> [What is required] Reproduce the listing below verbatim.

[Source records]

--------

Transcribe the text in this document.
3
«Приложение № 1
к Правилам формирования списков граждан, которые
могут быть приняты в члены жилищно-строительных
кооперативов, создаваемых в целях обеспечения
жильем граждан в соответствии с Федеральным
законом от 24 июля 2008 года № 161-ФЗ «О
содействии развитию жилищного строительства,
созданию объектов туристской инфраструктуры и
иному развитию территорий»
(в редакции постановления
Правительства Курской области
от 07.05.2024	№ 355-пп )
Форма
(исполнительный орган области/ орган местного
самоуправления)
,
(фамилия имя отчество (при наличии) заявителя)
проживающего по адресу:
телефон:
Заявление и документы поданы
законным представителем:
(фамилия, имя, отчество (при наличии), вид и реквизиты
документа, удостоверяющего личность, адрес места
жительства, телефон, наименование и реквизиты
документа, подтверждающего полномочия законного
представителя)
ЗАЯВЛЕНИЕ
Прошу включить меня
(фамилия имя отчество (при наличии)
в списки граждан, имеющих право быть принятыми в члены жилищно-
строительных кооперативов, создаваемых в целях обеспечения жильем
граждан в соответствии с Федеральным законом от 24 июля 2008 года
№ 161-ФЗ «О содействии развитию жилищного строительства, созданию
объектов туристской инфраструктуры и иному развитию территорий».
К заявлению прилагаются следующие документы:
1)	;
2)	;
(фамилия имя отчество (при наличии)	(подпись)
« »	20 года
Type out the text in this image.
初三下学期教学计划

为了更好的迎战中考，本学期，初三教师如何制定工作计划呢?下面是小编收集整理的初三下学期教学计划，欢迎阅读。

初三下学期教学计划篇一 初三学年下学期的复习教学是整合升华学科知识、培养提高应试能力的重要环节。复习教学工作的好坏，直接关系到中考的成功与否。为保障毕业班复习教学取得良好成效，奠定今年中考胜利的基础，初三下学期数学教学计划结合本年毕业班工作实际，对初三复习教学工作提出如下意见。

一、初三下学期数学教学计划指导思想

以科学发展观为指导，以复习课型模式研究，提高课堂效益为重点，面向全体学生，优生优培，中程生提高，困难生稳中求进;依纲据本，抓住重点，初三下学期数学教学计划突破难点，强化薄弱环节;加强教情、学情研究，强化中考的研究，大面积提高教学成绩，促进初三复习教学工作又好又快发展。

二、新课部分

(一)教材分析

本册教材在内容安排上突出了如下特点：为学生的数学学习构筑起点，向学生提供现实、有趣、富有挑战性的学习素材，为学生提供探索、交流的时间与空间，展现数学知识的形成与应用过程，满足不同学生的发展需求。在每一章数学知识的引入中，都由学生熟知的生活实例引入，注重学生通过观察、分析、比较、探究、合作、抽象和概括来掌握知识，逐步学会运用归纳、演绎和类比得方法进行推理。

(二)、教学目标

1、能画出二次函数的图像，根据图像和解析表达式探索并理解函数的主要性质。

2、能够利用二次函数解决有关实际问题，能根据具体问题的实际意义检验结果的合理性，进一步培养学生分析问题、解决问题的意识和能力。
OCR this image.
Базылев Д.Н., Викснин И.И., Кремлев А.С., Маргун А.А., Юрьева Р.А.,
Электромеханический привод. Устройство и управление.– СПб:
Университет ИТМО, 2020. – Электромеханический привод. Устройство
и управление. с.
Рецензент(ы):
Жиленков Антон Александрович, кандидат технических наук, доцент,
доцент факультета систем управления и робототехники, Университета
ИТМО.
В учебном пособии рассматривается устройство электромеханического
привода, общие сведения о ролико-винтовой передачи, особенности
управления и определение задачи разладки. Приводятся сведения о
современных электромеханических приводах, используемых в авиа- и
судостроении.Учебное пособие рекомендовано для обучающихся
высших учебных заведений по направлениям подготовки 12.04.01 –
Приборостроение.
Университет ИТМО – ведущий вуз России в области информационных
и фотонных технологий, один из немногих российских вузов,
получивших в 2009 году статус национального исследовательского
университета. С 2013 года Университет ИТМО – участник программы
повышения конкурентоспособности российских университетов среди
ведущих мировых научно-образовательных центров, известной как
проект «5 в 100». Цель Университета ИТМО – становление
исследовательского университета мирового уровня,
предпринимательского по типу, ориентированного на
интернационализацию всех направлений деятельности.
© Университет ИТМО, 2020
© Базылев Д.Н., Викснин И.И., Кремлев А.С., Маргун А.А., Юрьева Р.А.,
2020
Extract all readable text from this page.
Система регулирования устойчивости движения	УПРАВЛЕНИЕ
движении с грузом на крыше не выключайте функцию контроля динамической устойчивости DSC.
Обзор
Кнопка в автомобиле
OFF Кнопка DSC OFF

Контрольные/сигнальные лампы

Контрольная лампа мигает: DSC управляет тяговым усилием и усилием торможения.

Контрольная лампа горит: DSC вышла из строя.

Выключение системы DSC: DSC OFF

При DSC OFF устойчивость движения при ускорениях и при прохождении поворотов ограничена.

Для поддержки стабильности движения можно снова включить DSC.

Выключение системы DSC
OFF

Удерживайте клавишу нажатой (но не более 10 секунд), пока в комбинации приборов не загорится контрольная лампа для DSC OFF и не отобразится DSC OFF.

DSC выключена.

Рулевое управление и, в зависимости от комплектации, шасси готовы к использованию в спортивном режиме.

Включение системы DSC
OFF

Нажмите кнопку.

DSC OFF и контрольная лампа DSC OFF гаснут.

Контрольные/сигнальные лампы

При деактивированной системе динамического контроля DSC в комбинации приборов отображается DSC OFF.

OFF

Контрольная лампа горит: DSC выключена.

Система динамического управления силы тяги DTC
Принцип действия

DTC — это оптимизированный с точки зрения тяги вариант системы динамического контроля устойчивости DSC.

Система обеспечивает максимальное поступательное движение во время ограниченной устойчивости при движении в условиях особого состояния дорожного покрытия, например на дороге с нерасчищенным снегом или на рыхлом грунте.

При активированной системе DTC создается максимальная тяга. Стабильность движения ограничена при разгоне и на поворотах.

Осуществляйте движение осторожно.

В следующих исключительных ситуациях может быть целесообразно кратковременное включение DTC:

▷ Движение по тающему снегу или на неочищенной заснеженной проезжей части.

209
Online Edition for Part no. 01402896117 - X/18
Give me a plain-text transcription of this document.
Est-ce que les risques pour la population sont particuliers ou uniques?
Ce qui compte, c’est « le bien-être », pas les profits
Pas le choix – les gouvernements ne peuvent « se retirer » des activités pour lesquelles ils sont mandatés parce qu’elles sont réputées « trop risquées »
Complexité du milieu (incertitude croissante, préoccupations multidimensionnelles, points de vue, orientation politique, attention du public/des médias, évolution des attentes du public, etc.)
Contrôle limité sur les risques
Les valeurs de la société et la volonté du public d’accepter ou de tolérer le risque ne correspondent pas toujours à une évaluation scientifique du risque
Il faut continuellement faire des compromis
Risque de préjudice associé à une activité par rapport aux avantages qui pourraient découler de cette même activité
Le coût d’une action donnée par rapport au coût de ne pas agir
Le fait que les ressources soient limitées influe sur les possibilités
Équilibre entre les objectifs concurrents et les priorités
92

--------

> [Solution to the problem]
Transcribe the text in this document.
3
«Приложение № 1
к Правилам формирования списков граждан, которые
могут быть приняты в члены жилищно-строительных
кооперативов, создаваемых в целях обеспечения
жильем граждан в соответствии с Федеральным
законом от 24 июля 2008 года № 161-ФЗ «О
содействии развитию жилищного строительства,
созданию объектов туристской инфраструктуры и
иному развитию территорий»
(в редакции постановления
Правительства Курской области
от 07.05.2024	№ 355-пп )
Форма
(исполнительный орган области/ орган местного
самоуправления)
,
(фамилия имя отчество (при наличии) заявителя)
проживающего по адресу:
телефон:
Заявление и документы поданы
законным представителем:
(фамилия, имя, отчество (при наличии), вид и реквизиты
документа, удостоверяющего личность, адрес места
жительства, телефон, наименование и реквизиты
документа, подтверждающего полномочия законного
представителя)
ЗАЯВЛЕНИЕ
Прошу включить меня
(фамилия имя отчество (при наличии)
в списки граждан, имеющих право быть принятыми в члены жилищно-
строительных кооперативов, создаваемых в целях обеспечения жильем
граждан в соответствии с Федеральным законом от 24 июля 2008 года
№ 161-ФЗ «О содействии развитию жилищного строительства, созданию
объектов туристской инфраструктуры и иному развитию территорий».
К заявлению прилагаются следующие документы:
1)	;
2)	;
(фамилия имя отчество (при наличии)	(подпись)
« »	20 года
Type out the text in this image.
初三下学期教学计划

为了更好的迎战中考，本学期，初三教师如何制定工作计划呢?下面是小编收集整理的初三下学期教学计划，欢迎阅读。

初三下学期教学计划篇一 初三学年下学期的复习教学是整合升华学科知识、培养提高应试能力的重要环节。复习教学工作的好坏，直接关系到中考的成功与否。为保障毕业班复习教学取得良好成效，奠定今年中考胜利的基础，初三下学期数学教学计划结合本年毕业班工作实际，对初三复习教学工作提出如下意见。

一、初三下学期数学教学计划指导思想

以科学发展观为指导，以复习课型模式研究，提高课堂效益为重点，面向全体学生，优生优培，中程生提高，困难生稳中求进;依纲据本，抓住重点，初三下学期数学教学计划突破难点，强化薄弱环节;加强教情、学情研究，强化中考的研究，大面积提高教学成绩，促进初三复习教学工作又好又快发展。

二、新课部分

(一)教材分析

本册教材在内容安排上突出了如下特点：为学生的数学学习构筑起点，向学生提供现实、有趣、富有挑战性的学习素材，为学生提供探索、交流的时间与空间，展现数学知识的形成与应用过程，满足不同学生的发展需求。在每一章数学知识的引入中，都由学生熟知的生活实例引入，注重学生通过观察、分析、比较、探究、合作、抽象和概括来掌握知识，逐步学会运用归纳、演绎和类比得方法进行推理。

(二)、教学目标

1、能画出二次函数的图像，根据图像和解析表达式探索并理解函数的主要性质。

2、能够利用二次函数解决有关实际问题，能根据具体问题的实际意义检验结果的合理性，进一步培养学生分析问题、解决问题的意识和能力。
OCR this image.
Базылев Д.Н., Викснин И.И., Кремлев А.С., Маргун А.А., Юрьева Р.А.,
Электромеханический привод. Устройство и управление.– СПб:
Университет ИТМО, 2020. – Электромеханический привод. Устройство
и управление. с.
Рецензент(ы):
Жиленков Антон Александрович, кандидат технических наук, доцент,
доцент факультета систем управления и робототехники, Университета
ИТМО.
В учебном пособии рассматривается устройство электромеханического
привода, общие сведения о ролико-винтовой передачи, особенности
управления и определение задачи разладки. Приводятся сведения о
современных электромеханических приводах, используемых в авиа- и
судостроении.Учебное пособие рекомендовано для обучающихся
высших учебных заведений по направлениям подготовки 12.04.01 –
Приборостроение.
Университет ИТМО – ведущий вуз России в области информационных
и фотонных технологий, один из немногих российских вузов,
получивших в 2009 году статус национального исследовательского
университета. С 2013 года Университет ИТМО – участник программы
повышения конкурентоспособности российских университетов среди
ведущих мировых научно-образовательных центров, известной как
проект «5 в 100». Цель Университета ИТМО – становление
исследовательского университета мирового уровня,
предпринимательского по типу, ориентированного на
интернационализацию всех направлений деятельности.
© Университет ИТМО, 2020
© Базылев Д.Н., Викснин И.И., Кремлев А.С., Маргун А.А., Юрьева Р.А.,
2020
Extract all readable text from this page.
Система регулирования устойчивости движения	УПРАВЛЕНИЕ
движении с грузом на крыше не выключайте функцию контроля динамической устойчивости DSC.
Обзор
Кнопка в автомобиле
OFF Кнопка DSC OFF

Контрольные/сигнальные лампы

Контрольная лампа мигает: DSC управляет тяговым усилием и усилием торможения.

Контрольная лампа горит: DSC вышла из строя.

Выключение системы DSC: DSC OFF

При DSC OFF устойчивость движения при ускорениях и при прохождении поворотов ограничена.

Для поддержки стабильности движения можно снова включить DSC.

Выключение системы DSC
OFF

Удерживайте клавишу нажатой (но не более 10 секунд), пока в комбинации приборов не загорится контрольная лампа для DSC OFF и не отобразится DSC OFF.

DSC выключена.

Рулевое управление и, в зависимости от комплектации, шасси готовы к использованию в спортивном режиме.

Включение системы DSC
OFF

Нажмите кнопку.

DSC OFF и контрольная лампа DSC OFF гаснут.

Контрольные/сигнальные лампы

При деактивированной системе динамического контроля DSC в комбинации приборов отображается DSC OFF.

OFF

Контрольная лампа горит: DSC выключена.

Система динамического управления силы тяги DTC
Принцип действия

DTC — это оптимизированный с точки зрения тяги вариант системы динамического контроля устойчивости DSC.

Система обеспечивает максимальное поступательное движение во время ограниченной устойчивости при движении в условиях особого состояния дорожного покрытия, например на дороге с нерасчищенным снегом или на рыхлом грунте.

При активированной системе DTC создается максимальная тяга. Стабильность движения ограничена при разгоне и на поворотах.

Осуществляйте движение осторожно.

В следующих исключительных ситуациях может быть целесообразно кратковременное включение DTC:

▷ Движение по тающему снегу или на неочищенной заснеженной проезжей части.

209
Online Edition for Part no. 01402896117 - X/18
Give me a plain-text transcription of this document.
Est-ce que les risques pour la population sont particuliers ou uniques?
Ce qui compte, c’est « le bien-être », pas les profits
Pas le choix – les gouvernements ne peuvent « se retirer » des activités pour lesquelles ils sont mandatés parce qu’elles sont réputées « trop risquées »
Complexité du milieu (incertitude croissante, préoccupations multidimensionnelles, points de vue, orientation politique, attention du public/des médias, évolution des attentes du public, etc.)
Contrôle limité sur les risques
Les valeurs de la société et la volonté du public d’accepter ou de tolérer le risque ne correspondent pas toujours à une évaluation scientifique du risque
Il faut continuellement faire des compromis
Risque de préjudice associé à une activité par rapport aux avantages qui pourraient découler de cette même activité
Le coût d’une action donnée par rapport au coût de ne pas agir
Le fait que les ressources soient limitées influe sur les possibilités
Équilibre entre les objectifs concurrents et les priorités
92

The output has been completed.